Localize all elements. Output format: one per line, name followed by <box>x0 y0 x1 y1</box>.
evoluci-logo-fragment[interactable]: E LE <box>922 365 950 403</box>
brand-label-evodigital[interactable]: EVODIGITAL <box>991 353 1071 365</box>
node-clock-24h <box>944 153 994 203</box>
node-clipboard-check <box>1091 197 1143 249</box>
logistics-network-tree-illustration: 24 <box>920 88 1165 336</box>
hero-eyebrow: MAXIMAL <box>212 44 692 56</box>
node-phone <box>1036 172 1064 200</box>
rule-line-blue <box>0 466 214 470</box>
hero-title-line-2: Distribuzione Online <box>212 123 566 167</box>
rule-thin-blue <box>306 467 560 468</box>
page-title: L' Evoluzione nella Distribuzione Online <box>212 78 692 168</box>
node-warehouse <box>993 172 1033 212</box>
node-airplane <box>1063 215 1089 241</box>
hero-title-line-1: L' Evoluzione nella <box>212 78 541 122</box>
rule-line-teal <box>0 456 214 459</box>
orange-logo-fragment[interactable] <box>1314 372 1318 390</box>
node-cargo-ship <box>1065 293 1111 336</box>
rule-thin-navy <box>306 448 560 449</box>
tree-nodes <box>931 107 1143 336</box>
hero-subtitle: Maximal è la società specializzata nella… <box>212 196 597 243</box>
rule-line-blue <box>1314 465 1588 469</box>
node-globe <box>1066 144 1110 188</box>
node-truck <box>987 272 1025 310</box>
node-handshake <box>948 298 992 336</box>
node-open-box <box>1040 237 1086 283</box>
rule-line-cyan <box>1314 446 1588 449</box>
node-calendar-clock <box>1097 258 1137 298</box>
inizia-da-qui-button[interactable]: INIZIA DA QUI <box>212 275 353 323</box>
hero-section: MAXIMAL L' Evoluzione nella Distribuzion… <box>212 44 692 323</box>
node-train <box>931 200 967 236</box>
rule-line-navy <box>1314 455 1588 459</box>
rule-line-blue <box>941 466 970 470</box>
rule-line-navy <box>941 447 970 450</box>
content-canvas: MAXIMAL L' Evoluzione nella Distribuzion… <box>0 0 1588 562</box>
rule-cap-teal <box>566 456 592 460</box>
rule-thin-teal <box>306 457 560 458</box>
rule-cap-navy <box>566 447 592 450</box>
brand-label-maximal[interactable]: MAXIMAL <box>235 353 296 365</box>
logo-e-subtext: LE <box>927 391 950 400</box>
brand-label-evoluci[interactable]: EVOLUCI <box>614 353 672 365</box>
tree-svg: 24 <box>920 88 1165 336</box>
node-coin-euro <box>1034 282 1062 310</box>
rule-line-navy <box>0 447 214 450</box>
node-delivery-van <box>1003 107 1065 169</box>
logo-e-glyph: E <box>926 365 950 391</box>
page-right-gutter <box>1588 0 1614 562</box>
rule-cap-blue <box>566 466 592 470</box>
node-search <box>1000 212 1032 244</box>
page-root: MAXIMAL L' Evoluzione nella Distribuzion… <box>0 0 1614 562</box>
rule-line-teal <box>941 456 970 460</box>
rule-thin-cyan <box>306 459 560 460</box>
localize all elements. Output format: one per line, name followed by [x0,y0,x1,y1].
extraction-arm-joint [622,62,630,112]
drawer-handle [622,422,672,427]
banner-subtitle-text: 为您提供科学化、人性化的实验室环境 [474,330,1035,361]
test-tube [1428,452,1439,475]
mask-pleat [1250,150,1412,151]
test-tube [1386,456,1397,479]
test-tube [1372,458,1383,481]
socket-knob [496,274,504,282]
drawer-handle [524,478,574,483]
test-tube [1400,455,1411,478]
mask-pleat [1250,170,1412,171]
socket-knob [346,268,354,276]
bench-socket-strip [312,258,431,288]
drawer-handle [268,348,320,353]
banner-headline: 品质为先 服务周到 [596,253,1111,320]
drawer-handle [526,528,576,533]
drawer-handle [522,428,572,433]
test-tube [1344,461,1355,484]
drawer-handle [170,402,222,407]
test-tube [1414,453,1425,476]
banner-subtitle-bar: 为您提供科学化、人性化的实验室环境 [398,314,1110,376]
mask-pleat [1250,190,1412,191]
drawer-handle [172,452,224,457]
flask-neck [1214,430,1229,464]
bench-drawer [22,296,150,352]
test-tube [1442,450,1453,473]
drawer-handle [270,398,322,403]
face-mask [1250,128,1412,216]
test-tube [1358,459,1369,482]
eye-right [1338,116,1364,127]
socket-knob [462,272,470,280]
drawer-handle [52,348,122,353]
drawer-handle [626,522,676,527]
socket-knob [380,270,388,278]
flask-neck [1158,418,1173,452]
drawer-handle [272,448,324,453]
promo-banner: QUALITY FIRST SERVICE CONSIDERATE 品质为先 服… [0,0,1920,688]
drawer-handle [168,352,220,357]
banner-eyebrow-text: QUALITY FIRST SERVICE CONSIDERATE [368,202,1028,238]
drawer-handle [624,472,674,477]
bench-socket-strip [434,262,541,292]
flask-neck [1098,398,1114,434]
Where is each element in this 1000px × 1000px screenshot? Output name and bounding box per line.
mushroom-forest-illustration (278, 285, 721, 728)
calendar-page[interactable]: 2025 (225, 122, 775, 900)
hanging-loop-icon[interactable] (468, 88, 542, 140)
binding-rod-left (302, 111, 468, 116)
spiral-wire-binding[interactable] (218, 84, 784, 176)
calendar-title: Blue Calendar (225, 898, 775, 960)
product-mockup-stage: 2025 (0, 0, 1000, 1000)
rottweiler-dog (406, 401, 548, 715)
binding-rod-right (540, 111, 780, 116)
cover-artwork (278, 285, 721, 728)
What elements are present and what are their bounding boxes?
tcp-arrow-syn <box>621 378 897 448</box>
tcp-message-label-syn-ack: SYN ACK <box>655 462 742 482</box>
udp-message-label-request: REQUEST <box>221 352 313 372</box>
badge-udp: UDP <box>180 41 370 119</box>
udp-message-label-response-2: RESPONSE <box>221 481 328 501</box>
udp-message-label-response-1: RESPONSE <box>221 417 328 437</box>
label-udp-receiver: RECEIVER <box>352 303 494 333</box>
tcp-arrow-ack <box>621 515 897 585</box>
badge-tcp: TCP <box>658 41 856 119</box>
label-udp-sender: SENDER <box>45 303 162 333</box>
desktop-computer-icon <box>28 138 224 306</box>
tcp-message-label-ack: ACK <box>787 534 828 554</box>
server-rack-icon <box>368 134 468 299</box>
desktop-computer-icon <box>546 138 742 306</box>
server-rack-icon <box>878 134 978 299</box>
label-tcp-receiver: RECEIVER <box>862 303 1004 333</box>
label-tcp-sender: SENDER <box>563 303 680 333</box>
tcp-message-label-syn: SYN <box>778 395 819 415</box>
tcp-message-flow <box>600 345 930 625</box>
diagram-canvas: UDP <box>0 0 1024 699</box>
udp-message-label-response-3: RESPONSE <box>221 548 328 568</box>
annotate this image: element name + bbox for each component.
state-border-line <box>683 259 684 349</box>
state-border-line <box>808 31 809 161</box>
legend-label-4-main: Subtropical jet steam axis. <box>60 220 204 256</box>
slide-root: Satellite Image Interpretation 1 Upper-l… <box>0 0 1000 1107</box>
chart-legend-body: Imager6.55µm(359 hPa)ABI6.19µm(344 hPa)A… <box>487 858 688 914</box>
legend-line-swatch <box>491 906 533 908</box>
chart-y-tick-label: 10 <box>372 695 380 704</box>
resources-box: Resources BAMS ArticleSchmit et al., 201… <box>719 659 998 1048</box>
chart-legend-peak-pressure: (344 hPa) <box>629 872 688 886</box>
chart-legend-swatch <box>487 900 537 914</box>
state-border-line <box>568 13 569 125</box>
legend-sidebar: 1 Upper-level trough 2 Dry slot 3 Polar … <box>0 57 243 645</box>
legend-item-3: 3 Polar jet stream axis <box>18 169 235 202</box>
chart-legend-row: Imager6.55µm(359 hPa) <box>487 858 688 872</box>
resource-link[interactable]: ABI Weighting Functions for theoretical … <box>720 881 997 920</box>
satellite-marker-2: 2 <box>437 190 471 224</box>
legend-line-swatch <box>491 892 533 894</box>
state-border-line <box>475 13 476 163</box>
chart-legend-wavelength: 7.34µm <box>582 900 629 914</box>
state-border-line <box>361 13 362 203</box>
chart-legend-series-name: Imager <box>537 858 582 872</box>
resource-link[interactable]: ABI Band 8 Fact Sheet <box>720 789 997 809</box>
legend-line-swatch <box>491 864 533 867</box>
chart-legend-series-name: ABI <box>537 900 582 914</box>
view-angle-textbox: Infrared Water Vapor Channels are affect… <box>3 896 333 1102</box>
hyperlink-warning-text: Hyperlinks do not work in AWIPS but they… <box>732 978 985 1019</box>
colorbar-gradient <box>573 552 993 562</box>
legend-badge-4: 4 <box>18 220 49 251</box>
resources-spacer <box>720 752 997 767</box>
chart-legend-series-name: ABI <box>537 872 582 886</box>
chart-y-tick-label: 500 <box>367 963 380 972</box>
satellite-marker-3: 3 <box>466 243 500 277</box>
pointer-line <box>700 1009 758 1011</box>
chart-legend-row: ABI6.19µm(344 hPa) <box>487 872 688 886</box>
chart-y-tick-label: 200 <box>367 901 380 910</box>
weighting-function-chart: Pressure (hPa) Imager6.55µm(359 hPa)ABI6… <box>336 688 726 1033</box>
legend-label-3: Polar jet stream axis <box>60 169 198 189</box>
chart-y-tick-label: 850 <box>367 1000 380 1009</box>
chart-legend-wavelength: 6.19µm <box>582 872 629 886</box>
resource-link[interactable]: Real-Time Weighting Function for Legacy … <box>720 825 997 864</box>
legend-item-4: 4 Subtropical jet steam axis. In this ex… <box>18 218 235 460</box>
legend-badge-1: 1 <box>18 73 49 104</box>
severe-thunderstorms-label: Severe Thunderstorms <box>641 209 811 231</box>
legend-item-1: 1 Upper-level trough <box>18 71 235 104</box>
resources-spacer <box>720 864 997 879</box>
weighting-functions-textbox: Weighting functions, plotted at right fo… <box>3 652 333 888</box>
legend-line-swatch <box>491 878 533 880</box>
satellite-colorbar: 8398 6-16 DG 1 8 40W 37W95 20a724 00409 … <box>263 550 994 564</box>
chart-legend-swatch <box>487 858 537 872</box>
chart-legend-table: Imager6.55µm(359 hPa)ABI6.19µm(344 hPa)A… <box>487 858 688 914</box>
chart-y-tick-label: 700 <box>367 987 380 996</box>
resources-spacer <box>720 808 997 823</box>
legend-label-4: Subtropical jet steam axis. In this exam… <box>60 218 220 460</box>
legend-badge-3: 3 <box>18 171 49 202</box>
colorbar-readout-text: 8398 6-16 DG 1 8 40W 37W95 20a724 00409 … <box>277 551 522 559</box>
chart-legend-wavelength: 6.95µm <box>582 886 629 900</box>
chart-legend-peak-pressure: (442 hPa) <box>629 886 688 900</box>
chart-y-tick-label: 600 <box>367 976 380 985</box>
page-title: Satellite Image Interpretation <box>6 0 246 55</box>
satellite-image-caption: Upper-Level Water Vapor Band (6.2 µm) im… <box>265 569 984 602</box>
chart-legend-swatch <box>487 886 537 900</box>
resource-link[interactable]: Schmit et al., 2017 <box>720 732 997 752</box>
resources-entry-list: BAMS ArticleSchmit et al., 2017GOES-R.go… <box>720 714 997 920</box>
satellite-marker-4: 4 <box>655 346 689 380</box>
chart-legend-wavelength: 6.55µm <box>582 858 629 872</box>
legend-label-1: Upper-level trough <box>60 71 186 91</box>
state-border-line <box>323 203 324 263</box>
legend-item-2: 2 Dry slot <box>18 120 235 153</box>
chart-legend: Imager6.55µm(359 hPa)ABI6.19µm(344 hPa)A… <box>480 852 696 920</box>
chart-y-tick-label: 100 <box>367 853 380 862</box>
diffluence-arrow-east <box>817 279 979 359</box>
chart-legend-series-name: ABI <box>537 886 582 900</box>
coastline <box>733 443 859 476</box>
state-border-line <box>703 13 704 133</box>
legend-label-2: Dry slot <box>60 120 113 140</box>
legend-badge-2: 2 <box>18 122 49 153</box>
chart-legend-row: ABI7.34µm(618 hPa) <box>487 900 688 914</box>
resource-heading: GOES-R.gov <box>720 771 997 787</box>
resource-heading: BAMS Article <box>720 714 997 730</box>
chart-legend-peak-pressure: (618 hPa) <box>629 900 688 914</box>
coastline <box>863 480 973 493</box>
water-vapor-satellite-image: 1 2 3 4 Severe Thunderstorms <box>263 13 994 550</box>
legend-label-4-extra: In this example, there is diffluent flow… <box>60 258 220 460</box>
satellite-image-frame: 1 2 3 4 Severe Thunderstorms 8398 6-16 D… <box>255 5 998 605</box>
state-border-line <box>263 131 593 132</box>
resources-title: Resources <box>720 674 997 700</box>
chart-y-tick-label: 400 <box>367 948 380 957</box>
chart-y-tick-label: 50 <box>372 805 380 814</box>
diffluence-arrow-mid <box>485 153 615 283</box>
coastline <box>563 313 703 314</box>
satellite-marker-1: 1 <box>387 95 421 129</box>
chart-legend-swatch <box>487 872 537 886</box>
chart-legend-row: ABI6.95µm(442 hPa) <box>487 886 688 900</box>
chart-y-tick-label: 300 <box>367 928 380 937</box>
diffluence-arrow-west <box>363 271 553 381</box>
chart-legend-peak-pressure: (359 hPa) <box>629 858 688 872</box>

_OBJECTIVE_
Collect every line of the material above that contains the word "this". Case counts.

_EXERCISE OUTPUT_
Where is each element in this 1000px × 1000px screenshot? Output name and bounding box per line.
annotate this image: element name + bbox for each component.
legend-item-4: 4 Subtropical jet steam axis. In this ex… <box>18 218 235 460</box>
legend-label-4: Subtropical jet steam axis. In this exam… <box>60 218 220 460</box>
legend-label-4-extra: In this example, there is diffluent flow… <box>60 258 220 460</box>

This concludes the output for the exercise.